AVAILABLE RECORDS:

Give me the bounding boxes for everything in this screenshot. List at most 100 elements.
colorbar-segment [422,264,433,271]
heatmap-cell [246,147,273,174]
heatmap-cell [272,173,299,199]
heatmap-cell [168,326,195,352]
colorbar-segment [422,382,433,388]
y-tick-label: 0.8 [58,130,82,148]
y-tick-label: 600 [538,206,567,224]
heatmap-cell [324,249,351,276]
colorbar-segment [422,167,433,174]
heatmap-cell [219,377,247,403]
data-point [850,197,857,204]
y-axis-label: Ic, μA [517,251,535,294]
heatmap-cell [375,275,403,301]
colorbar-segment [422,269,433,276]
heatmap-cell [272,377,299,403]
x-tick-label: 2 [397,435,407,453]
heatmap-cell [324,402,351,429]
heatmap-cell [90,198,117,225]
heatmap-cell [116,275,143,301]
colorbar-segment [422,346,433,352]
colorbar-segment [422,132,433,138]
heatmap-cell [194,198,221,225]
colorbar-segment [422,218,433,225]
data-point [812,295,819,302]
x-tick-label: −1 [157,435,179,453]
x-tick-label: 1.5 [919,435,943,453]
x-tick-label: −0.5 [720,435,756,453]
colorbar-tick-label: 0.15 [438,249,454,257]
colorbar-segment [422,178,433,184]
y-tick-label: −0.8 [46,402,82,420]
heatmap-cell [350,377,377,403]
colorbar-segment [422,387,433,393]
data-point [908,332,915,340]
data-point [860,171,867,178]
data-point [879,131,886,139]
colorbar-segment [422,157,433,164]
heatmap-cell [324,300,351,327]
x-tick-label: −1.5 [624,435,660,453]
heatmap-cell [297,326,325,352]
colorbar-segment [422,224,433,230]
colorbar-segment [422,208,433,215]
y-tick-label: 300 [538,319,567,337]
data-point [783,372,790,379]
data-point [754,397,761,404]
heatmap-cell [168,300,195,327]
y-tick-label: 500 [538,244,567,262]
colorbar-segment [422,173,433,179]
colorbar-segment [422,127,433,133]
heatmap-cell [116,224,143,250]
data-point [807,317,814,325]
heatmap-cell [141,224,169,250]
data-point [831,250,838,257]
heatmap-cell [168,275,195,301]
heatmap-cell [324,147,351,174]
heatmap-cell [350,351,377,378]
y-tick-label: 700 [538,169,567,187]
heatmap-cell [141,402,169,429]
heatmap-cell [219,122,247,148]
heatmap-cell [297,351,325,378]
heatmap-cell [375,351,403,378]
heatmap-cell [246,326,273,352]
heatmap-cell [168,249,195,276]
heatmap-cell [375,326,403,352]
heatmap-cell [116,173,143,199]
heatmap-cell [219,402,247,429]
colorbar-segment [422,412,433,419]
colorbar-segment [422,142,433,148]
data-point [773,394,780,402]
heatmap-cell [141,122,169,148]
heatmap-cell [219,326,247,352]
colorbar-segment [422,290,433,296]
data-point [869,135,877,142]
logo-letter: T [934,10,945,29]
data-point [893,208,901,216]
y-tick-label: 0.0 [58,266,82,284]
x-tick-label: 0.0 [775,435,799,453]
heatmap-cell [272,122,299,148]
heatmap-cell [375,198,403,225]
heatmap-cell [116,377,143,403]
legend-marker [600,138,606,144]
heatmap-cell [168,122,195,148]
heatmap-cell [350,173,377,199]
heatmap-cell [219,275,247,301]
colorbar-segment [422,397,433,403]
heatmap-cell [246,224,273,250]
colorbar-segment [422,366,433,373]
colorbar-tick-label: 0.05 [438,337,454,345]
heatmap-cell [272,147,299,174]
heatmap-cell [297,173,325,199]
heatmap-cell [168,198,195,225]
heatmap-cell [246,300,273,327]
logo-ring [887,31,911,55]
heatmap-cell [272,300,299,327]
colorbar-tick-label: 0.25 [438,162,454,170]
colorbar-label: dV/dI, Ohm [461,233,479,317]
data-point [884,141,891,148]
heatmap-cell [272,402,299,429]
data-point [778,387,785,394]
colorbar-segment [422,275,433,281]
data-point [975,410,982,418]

WHAT IS REQUIRED: Reproduce every record above verbatim, one line at a time, without changing anything.

COMPLETE OUTPUT:
Give me the bounding boxes for everything in this screenshot. List at most 100 elements.
colorbar-segment [422,264,433,271]
heatmap-cell [246,147,273,174]
heatmap-cell [272,173,299,199]
heatmap-cell [168,326,195,352]
colorbar-segment [422,382,433,388]
y-tick-label: 0.8 [58,130,82,148]
y-tick-label: 600 [538,206,567,224]
heatmap-cell [324,249,351,276]
colorbar-segment [422,167,433,174]
heatmap-cell [219,377,247,403]
data-point [850,197,857,204]
y-axis-label: Ic, μA [517,251,535,294]
heatmap-cell [375,275,403,301]
colorbar-segment [422,269,433,276]
heatmap-cell [272,377,299,403]
x-tick-label: 2 [397,435,407,453]
heatmap-cell [324,402,351,429]
heatmap-cell [90,198,117,225]
heatmap-cell [116,275,143,301]
colorbar-segment [422,346,433,352]
colorbar-segment [422,132,433,138]
heatmap-cell [194,198,221,225]
colorbar-segment [422,218,433,225]
data-point [812,295,819,302]
x-tick-label: −1 [157,435,179,453]
x-tick-label: 1.5 [919,435,943,453]
x-tick-label: −0.5 [720,435,756,453]
colorbar-tick-label: 0.15 [438,249,454,257]
colorbar-segment [422,178,433,184]
y-tick-label: −0.8 [46,402,82,420]
heatmap-cell [350,377,377,403]
colorbar-segment [422,387,433,393]
data-point [908,332,915,340]
data-point [860,171,867,178]
data-point [879,131,886,139]
colorbar-segment [422,157,433,164]
heatmap-cell [324,300,351,327]
x-tick-label: −1.5 [624,435,660,453]
heatmap-cell [297,326,325,352]
colorbar-segment [422,224,433,230]
colorbar-segment [422,208,433,215]
y-tick-label: 300 [538,319,567,337]
data-point [783,372,790,379]
data-point [754,397,761,404]
heatmap-cell [168,300,195,327]
y-tick-label: 500 [538,244,567,262]
colorbar-segment [422,173,433,179]
colorbar-segment [422,127,433,133]
heatmap-cell [116,224,143,250]
data-point [807,317,814,325]
heatmap-cell [141,224,169,250]
data-point [831,250,838,257]
heatmap-cell [168,275,195,301]
heatmap-cell [324,147,351,174]
heatmap-cell [350,351,377,378]
y-tick-label: 700 [538,169,567,187]
heatmap-cell [141,402,169,429]
heatmap-cell [219,122,247,148]
heatmap-cell [297,351,325,378]
heatmap-cell [375,351,403,378]
heatmap-cell [246,326,273,352]
heatmap-cell [168,249,195,276]
heatmap-cell [375,326,403,352]
heatmap-cell [116,173,143,199]
heatmap-cell [219,402,247,429]
colorbar-segment [422,412,433,419]
colorbar-segment [422,142,433,148]
data-point [773,394,780,402]
heatmap-cell [141,122,169,148]
heatmap-cell [219,326,247,352]
colorbar-segment [422,290,433,296]
data-point [869,135,877,142]
logo-letter: T [934,10,945,29]
data-point [893,208,901,216]
y-tick-label: 0.0 [58,266,82,284]
x-tick-label: 0.0 [775,435,799,453]
heatmap-cell [272,122,299,148]
heatmap-cell [375,198,403,225]
heatmap-cell [116,377,143,403]
legend-marker [600,138,606,144]
heatmap-cell [168,122,195,148]
heatmap-cell [350,173,377,199]
heatmap-cell [219,275,247,301]
colorbar-segment [422,397,433,403]
heatmap-cell [246,224,273,250]
colorbar-segment [422,366,433,373]
colorbar-tick-label: 0.05 [438,337,454,345]
heatmap-cell [272,147,299,174]
heatmap-cell [297,173,325,199]
heatmap-cell [168,198,195,225]
heatmap-cell [246,300,273,327]
logo-ring [887,31,911,55]
heatmap-cell [272,300,299,327]
colorbar-tick-label: 0.25 [438,162,454,170]
colorbar-label: dV/dI, Ohm [461,233,479,317]
data-point [884,141,891,148]
heatmap-cell [272,402,299,429]
data-point [778,387,785,394]
colorbar-segment [422,275,433,281]
data-point [975,410,982,418]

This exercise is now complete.